_STATED PROBLEM_
Report the number of lines containing "DESCRIPTION", with no other words.
━━━━━━━━━━
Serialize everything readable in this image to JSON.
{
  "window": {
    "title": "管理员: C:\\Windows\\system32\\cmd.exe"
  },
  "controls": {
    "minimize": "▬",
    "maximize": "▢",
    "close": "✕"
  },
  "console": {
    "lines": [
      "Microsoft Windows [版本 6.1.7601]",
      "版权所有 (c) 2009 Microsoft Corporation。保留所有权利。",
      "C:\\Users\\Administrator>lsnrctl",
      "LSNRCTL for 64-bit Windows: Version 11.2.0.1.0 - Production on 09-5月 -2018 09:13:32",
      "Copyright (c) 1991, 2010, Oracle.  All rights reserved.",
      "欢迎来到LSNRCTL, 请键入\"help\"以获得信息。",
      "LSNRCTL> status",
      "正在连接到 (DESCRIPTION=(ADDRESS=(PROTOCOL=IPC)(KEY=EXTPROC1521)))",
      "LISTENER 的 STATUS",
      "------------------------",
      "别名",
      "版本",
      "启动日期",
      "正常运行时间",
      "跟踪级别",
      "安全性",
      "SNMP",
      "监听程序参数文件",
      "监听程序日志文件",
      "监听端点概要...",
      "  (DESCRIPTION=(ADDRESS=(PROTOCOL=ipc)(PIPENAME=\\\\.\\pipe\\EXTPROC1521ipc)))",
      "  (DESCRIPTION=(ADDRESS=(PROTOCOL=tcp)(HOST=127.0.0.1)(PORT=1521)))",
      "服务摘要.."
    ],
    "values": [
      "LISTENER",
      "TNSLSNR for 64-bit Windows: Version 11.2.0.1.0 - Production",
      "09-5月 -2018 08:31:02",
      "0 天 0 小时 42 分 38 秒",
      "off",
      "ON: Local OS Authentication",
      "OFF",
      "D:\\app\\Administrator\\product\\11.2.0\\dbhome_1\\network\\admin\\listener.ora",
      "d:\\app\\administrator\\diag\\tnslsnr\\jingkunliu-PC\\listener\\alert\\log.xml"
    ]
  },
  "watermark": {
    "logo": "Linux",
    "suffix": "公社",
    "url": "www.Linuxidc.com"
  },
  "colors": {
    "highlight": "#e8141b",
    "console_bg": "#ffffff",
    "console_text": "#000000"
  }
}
━━━━━━━━━━
_WORKED SOLUTION_
3